**RECORDED DATA**
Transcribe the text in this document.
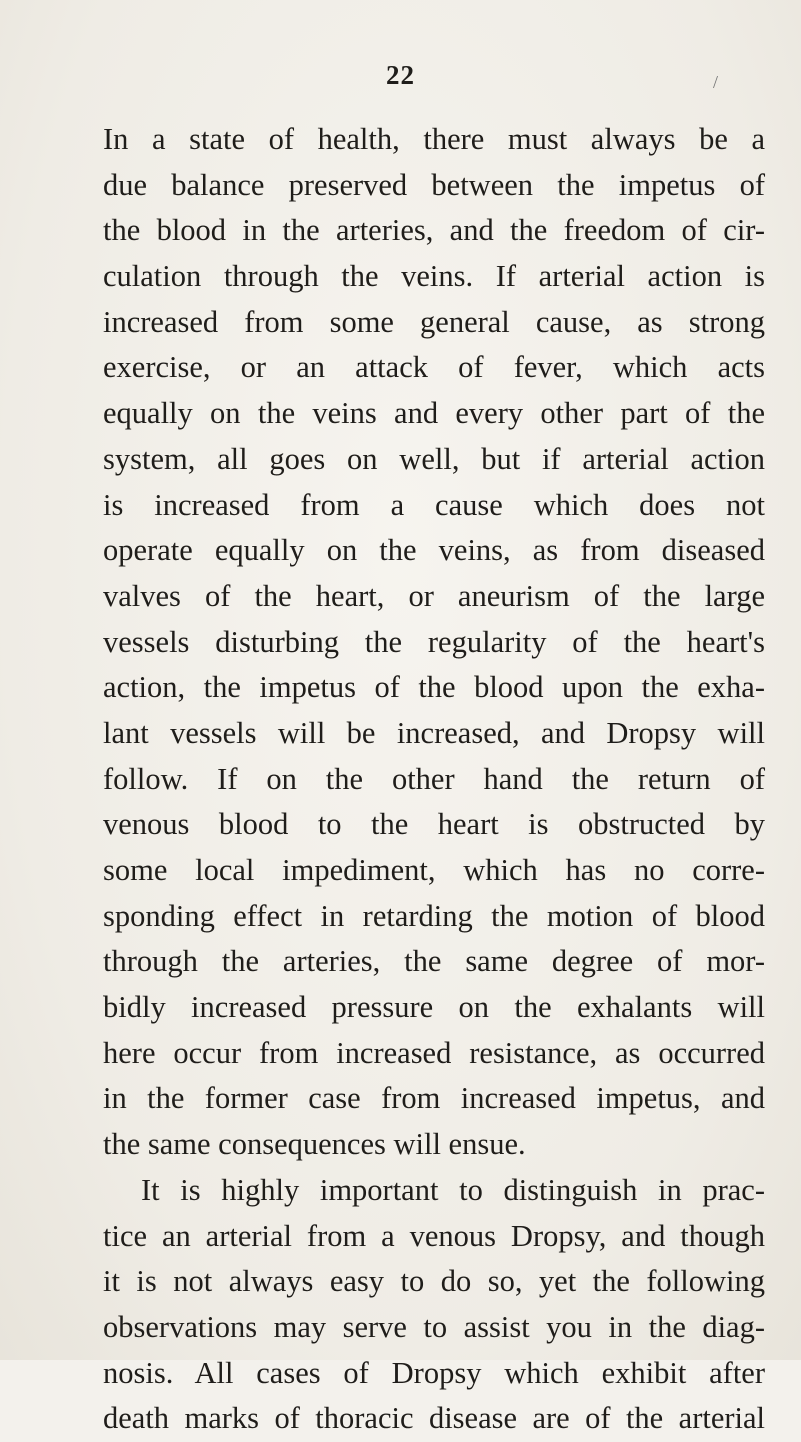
22	/
In a state of health, there must always be a
due balance preserved between the impetus of
the blood in the arteries, and the freedom of cir-
culation through the veins. If arterial action is
increased from some general cause, as strong
exercise, or an attack of fever, which acts
equally on the veins and every other part of the
system, all goes on well, but if arterial action
is increased from a cause which does not
operate equally on the veins, as from diseased
valves of the heart, or aneurism of the large
vessels disturbing the regularity of the heart's
action, the impetus of the blood upon the exha-
lant vessels will be increased, and Dropsy will
follow. If on the other hand the return of
venous blood to the heart is obstructed by
some local impediment, which has no corre-
sponding effect in retarding the motion of blood
through the arteries, the same degree of mor-
bidly increased pressure on the exhalants will
here occur from increased resistance, as occurred
in the former case from increased impetus, and
the same consequences will ensue.
It is highly important to distinguish in prac-
tice an arterial from a venous Dropsy, and though
it is not always easy to do so, yet the following
observations may serve to assist you in the diag-
nosis. All cases of Dropsy which exhibit after
death marks of thoracic disease are of the arterial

**PROBLEM**
Using the data above, print every line exactly, omitting pictures.

**FULL RESPONSE**
Transcribe the text in this document.
22	/
In a state of health, there must always be a
due balance preserved between the impetus of
the blood in the arteries, and the freedom of cir-
culation through the veins. If arterial action is
increased from some general cause, as strong
exercise, or an attack of fever, which acts
equally on the veins and every other part of the
system, all goes on well, but if arterial action
is increased from a cause which does not
operate equally on the veins, as from diseased
valves of the heart, or aneurism of the large
vessels disturbing the regularity of the heart's
action, the impetus of the blood upon the exha-
lant vessels will be increased, and Dropsy will
follow. If on the other hand the return of
venous blood to the heart is obstructed by
some local impediment, which has no corre-
sponding effect in retarding the motion of blood
through the arteries, the same degree of mor-
bidly increased pressure on the exhalants will
here occur from increased resistance, as occurred
in the former case from increased impetus, and
the same consequences will ensue.
It is highly important to distinguish in prac-
tice an arterial from a venous Dropsy, and though
it is not always easy to do so, yet the following
observations may serve to assist you in the diag-
nosis. All cases of Dropsy which exhibit after
death marks of thoracic disease are of the arterial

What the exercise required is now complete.